• _Objective_:
Without the pictures, print each of the records below exactly as it appears.

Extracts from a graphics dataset
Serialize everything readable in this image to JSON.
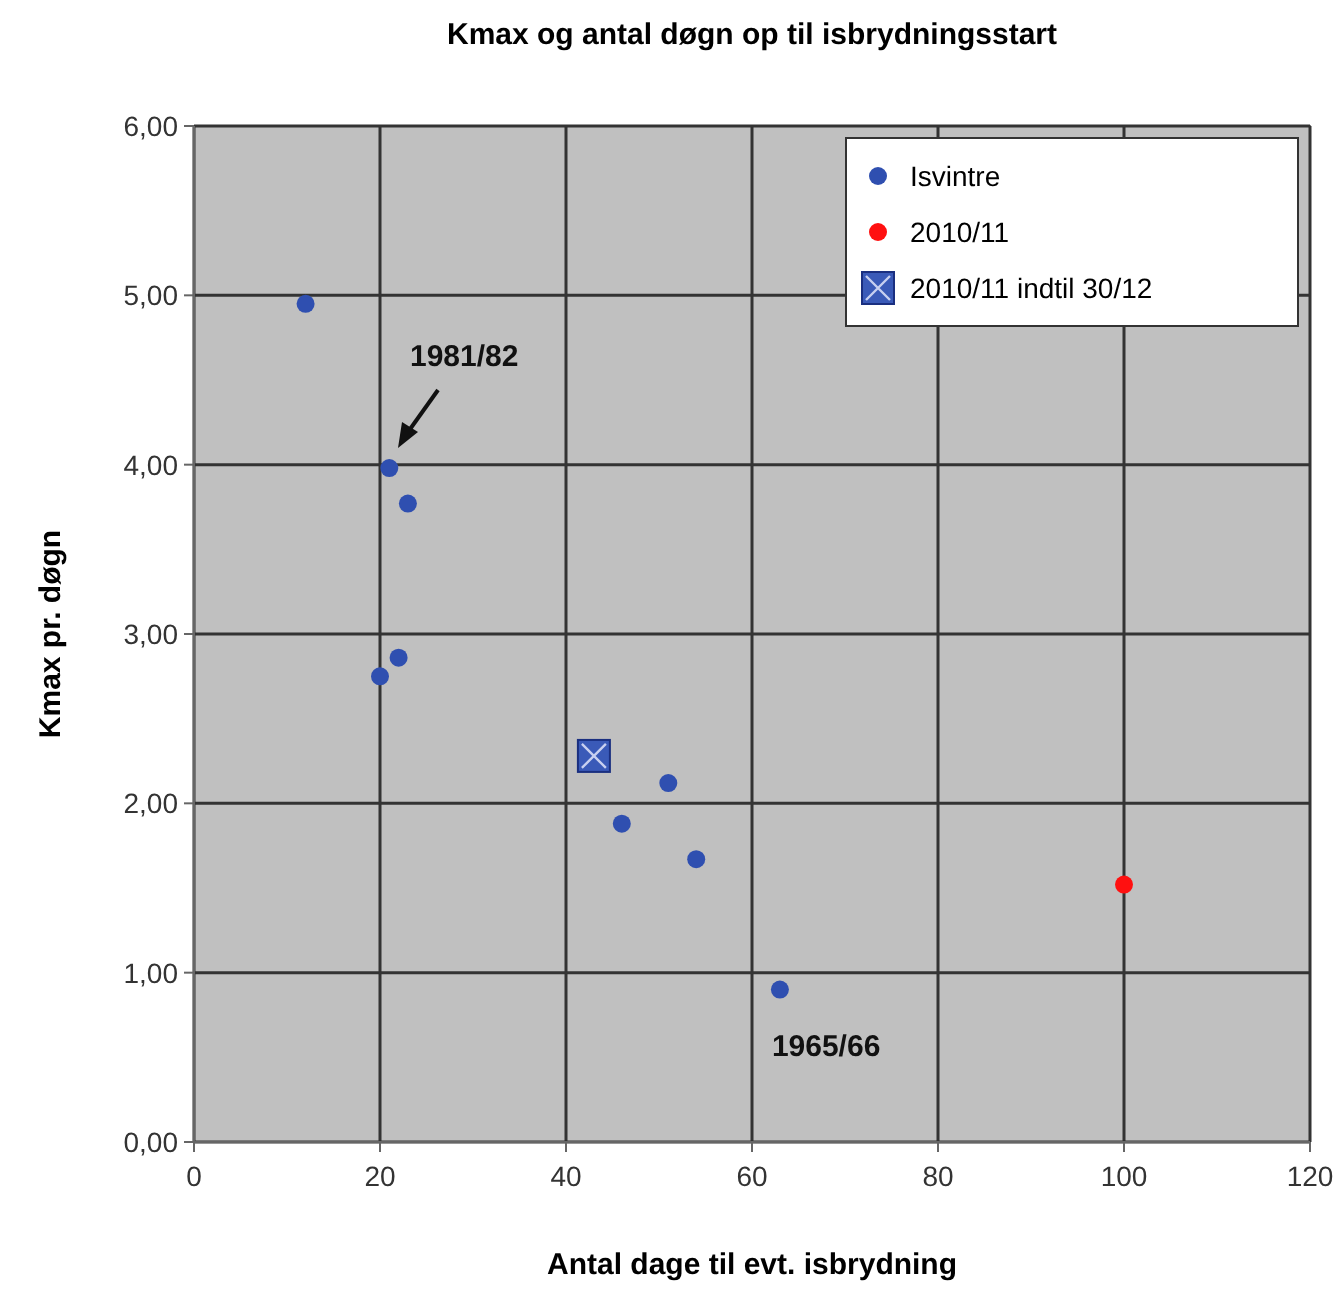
{
  "chart_data": {
    "type": "scatter",
    "title": "Kmax og antal døgn op til isbrydningsstart",
    "xlabel": "Antal dage til evt. isbrydning",
    "ylabel": "Kmax pr. døgn",
    "xlim": [
      0,
      120
    ],
    "xticks": [
      0,
      20,
      40,
      60,
      80,
      100,
      120
    ],
    "ylim": [
      0,
      6
    ],
    "yticks": [
      {
        "value": 0,
        "label": "0,00"
      },
      {
        "value": 1,
        "label": "1,00"
      },
      {
        "value": 2,
        "label": "2,00"
      },
      {
        "value": 3,
        "label": "3,00"
      },
      {
        "value": 4,
        "label": "4,00"
      },
      {
        "value": 5,
        "label": "5,00"
      },
      {
        "value": 6,
        "label": "6,00"
      }
    ],
    "grid": true,
    "legend": "top right",
    "series": [
      {
        "name": "Isvintre",
        "color": "#2f4fb0",
        "marker": "circle",
        "x": [
          12,
          21,
          23,
          22,
          20,
          46,
          51,
          54,
          63
        ],
        "values": [
          4.95,
          3.98,
          3.77,
          2.86,
          2.75,
          1.88,
          2.12,
          1.67,
          0.9
        ]
      },
      {
        "name": "2010/11",
        "color": "#ff1010",
        "marker": "circle",
        "x": [
          100
        ],
        "values": [
          1.52
        ]
      },
      {
        "name": "2010/11 indtil 30/12",
        "color": "#3a5ab8",
        "marker": "square",
        "x": [
          43
        ],
        "values": [
          2.28
        ]
      }
    ],
    "annotations": [
      "1981/82",
      {
        "text": "1965/66",
        "x": 63,
        "y": 0.9
      }
    ]
  }
}
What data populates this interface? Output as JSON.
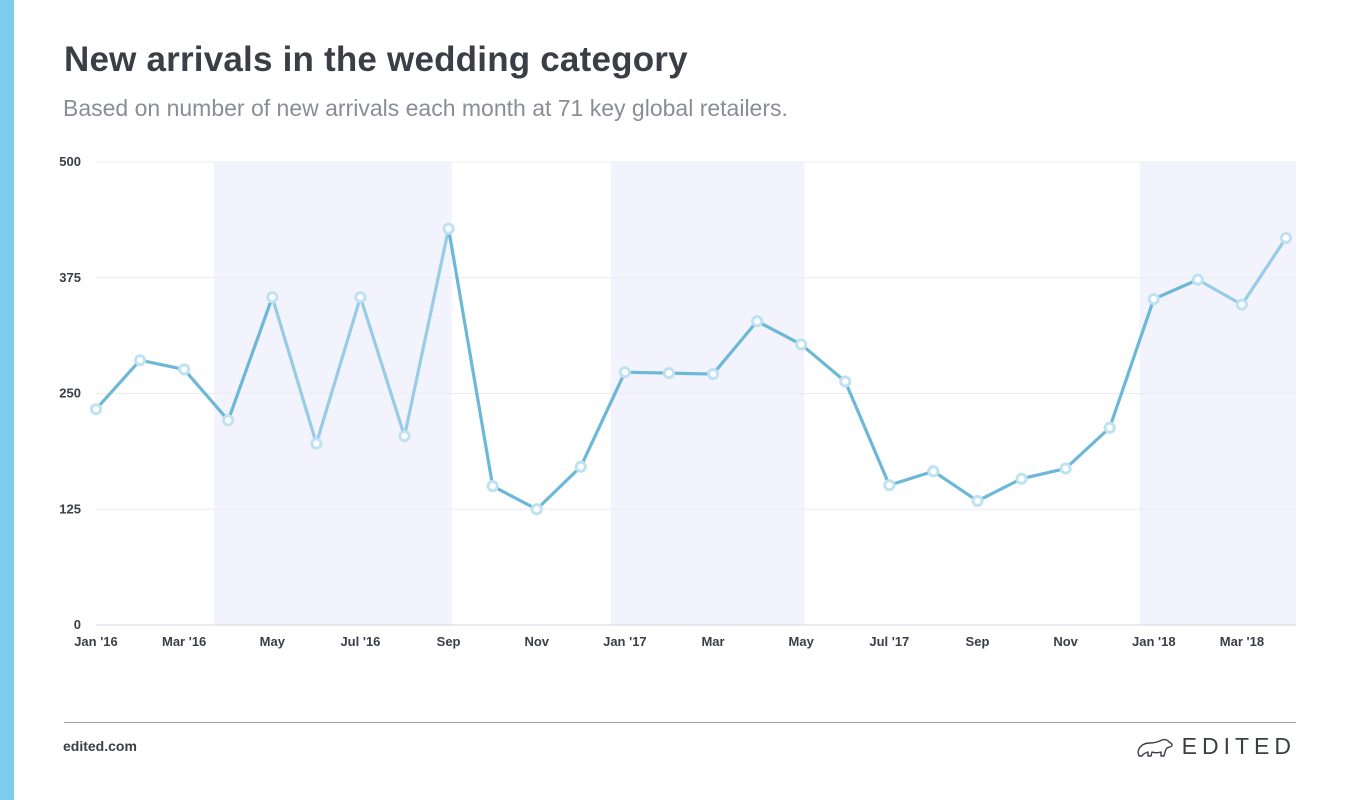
{
  "header": {
    "title": "New arrivals in the wedding category",
    "subtitle": "Based on number of new arrivals each month at 71 key global retailers."
  },
  "footer": {
    "site": "edited.com",
    "brand": "EDITED"
  },
  "colors": {
    "accent_bar": "#7fcdee",
    "line_dark": "#6cb8d8",
    "line_light": "#98cce6",
    "band": "#f3f3fd",
    "grid": "#ececf0",
    "text": "#3a3e45",
    "subtext": "#8a8d94"
  },
  "chart_data": {
    "type": "line",
    "title": "New arrivals in the wedding category",
    "subtitle": "Based on number of new arrivals each month at 71 key global retailers.",
    "xlabel": "",
    "ylabel": "",
    "ylim": [
      0,
      500
    ],
    "yticks": [
      0,
      125,
      250,
      375,
      500
    ],
    "grid": true,
    "legend": "none",
    "x": [
      "Jan '16",
      "Feb '16",
      "Mar '16",
      "Apr '16",
      "May '16",
      "Jun '16",
      "Jul '16",
      "Aug '16",
      "Sep '16",
      "Oct '16",
      "Nov '16",
      "Dec '16",
      "Jan '17",
      "Feb '17",
      "Mar '17",
      "Apr '17",
      "May '17",
      "Jun '17",
      "Jul '17",
      "Aug '17",
      "Sep '17",
      "Oct '17",
      "Nov '17",
      "Dec '17",
      "Jan '18",
      "Feb '18",
      "Mar '18",
      "Apr '18"
    ],
    "xtick_labels": [
      {
        "index": 0,
        "label": "Jan '16"
      },
      {
        "index": 2,
        "label": "Mar '16"
      },
      {
        "index": 4,
        "label": "May"
      },
      {
        "index": 6,
        "label": "Jul '16"
      },
      {
        "index": 8,
        "label": "Sep"
      },
      {
        "index": 10,
        "label": "Nov"
      },
      {
        "index": 12,
        "label": "Jan '17"
      },
      {
        "index": 14,
        "label": "Mar"
      },
      {
        "index": 16,
        "label": "May"
      },
      {
        "index": 18,
        "label": "Jul '17"
      },
      {
        "index": 20,
        "label": "Sep"
      },
      {
        "index": 22,
        "label": "Nov"
      },
      {
        "index": 24,
        "label": "Jan '18"
      },
      {
        "index": 26,
        "label": "Mar '18"
      }
    ],
    "series": [
      {
        "values": [
          233,
          286,
          276,
          221,
          354,
          196,
          354,
          204,
          428,
          150,
          125,
          171,
          273,
          272,
          271,
          328,
          303,
          263,
          151,
          166,
          134,
          158,
          169,
          213,
          352,
          373,
          346,
          418
        ]
      }
    ],
    "highlighted_ranges": [
      {
        "from": "Apr '16",
        "to": "Sep '16"
      },
      {
        "from": "Jan '17",
        "to": "May '17"
      },
      {
        "from": "Jan '18",
        "to": "Apr '18"
      }
    ],
    "light_segment_ranges": [
      {
        "from": "May '16",
        "to": "Sep '16"
      },
      {
        "from": "Feb '18",
        "to": "Apr '18"
      }
    ]
  }
}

• _Exercise result_:
Serialize everything readable in this image to JSON.
{
  "chart_data": {
    "type": "scatter",
    "title": "Kmax og antal døgn op til isbrydningsstart",
    "xlabel": "Antal dage til evt. isbrydning",
    "ylabel": "Kmax pr. døgn",
    "xlim": [
      0,
      120
    ],
    "xticks": [
      0,
      20,
      40,
      60,
      80,
      100,
      120
    ],
    "ylim": [
      0,
      6
    ],
    "yticks": [
      {
        "value": 0,
        "label": "0,00"
      },
      {
        "value": 1,
        "label": "1,00"
      },
      {
        "value": 2,
        "label": "2,00"
      },
      {
        "value": 3,
        "label": "3,00"
      },
      {
        "value": 4,
        "label": "4,00"
      },
      {
        "value": 5,
        "label": "5,00"
      },
      {
        "value": 6,
        "label": "6,00"
      }
    ],
    "grid": true,
    "legend": "top right",
    "series": [
      {
        "name": "Isvintre",
        "color": "#2f4fb0",
        "marker": "circle",
        "x": [
          12,
          21,
          23,
          22,
          20,
          46,
          51,
          54,
          63
        ],
        "values": [
          4.95,
          3.98,
          3.77,
          2.86,
          2.75,
          1.88,
          2.12,
          1.67,
          0.9
        ]
      },
      {
        "name": "2010/11",
        "color": "#ff1010",
        "marker": "circle",
        "x": [
          100
        ],
        "values": [
          1.52
        ]
      },
      {
        "name": "2010/11 indtil 30/12",
        "color": "#3a5ab8",
        "marker": "square",
        "x": [
          43
        ],
        "values": [
          2.28
        ]
      }
    ],
    "annotations": [
      "1981/82",
      {
        "text": "1965/66",
        "x": 63,
        "y": 0.9
      }
    ]
  }
}
What data populates this interface? Output as JSON.
{
  "header": {
    "title": "New arrivals in the wedding category",
    "subtitle": "Based on number of new arrivals each month at 71 key global retailers."
  },
  "footer": {
    "site": "edited.com",
    "brand": "EDITED"
  },
  "colors": {
    "accent_bar": "#7fcdee",
    "line_dark": "#6cb8d8",
    "line_light": "#98cce6",
    "band": "#f3f3fd",
    "grid": "#ececf0",
    "text": "#3a3e45",
    "subtext": "#8a8d94"
  },
  "chart_data": {
    "type": "line",
    "title": "New arrivals in the wedding category",
    "subtitle": "Based on number of new arrivals each month at 71 key global retailers.",
    "xlabel": "",
    "ylabel": "",
    "ylim": [
      0,
      500
    ],
    "yticks": [
      0,
      125,
      250,
      375,
      500
    ],
    "grid": true,
    "legend": "none",
    "x": [
      "Jan '16",
      "Feb '16",
      "Mar '16",
      "Apr '16",
      "May '16",
      "Jun '16",
      "Jul '16",
      "Aug '16",
      "Sep '16",
      "Oct '16",
      "Nov '16",
      "Dec '16",
      "Jan '17",
      "Feb '17",
      "Mar '17",
      "Apr '17",
      "May '17",
      "Jun '17",
      "Jul '17",
      "Aug '17",
      "Sep '17",
      "Oct '17",
      "Nov '17",
      "Dec '17",
      "Jan '18",
      "Feb '18",
      "Mar '18",
      "Apr '18"
    ],
    "xtick_labels": [
      {
        "index": 0,
        "label": "Jan '16"
      },
      {
        "index": 2,
        "label": "Mar '16"
      },
      {
        "index": 4,
        "label": "May"
      },
      {
        "index": 6,
        "label": "Jul '16"
      },
      {
        "index": 8,
        "label": "Sep"
      },
      {
        "index": 10,
        "label": "Nov"
      },
      {
        "index": 12,
        "label": "Jan '17"
      },
      {
        "index": 14,
        "label": "Mar"
      },
      {
        "index": 16,
        "label": "May"
      },
      {
        "index": 18,
        "label": "Jul '17"
      },
      {
        "index": 20,
        "label": "Sep"
      },
      {
        "index": 22,
        "label": "Nov"
      },
      {
        "index": 24,
        "label": "Jan '18"
      },
      {
        "index": 26,
        "label": "Mar '18"
      }
    ],
    "series": [
      {
        "values": [
          233,
          286,
          276,
          221,
          354,
          196,
          354,
          204,
          428,
          150,
          125,
          171,
          273,
          272,
          271,
          328,
          303,
          263,
          151,
          166,
          134,
          158,
          169,
          213,
          352,
          373,
          346,
          418
        ]
      }
    ],
    "highlighted_ranges": [
      {
        "from": "Apr '16",
        "to": "Sep '16"
      },
      {
        "from": "Jan '17",
        "to": "May '17"
      },
      {
        "from": "Jan '18",
        "to": "Apr '18"
      }
    ],
    "light_segment_ranges": [
      {
        "from": "May '16",
        "to": "Sep '16"
      },
      {
        "from": "Feb '18",
        "to": "Apr '18"
      }
    ]
  }
}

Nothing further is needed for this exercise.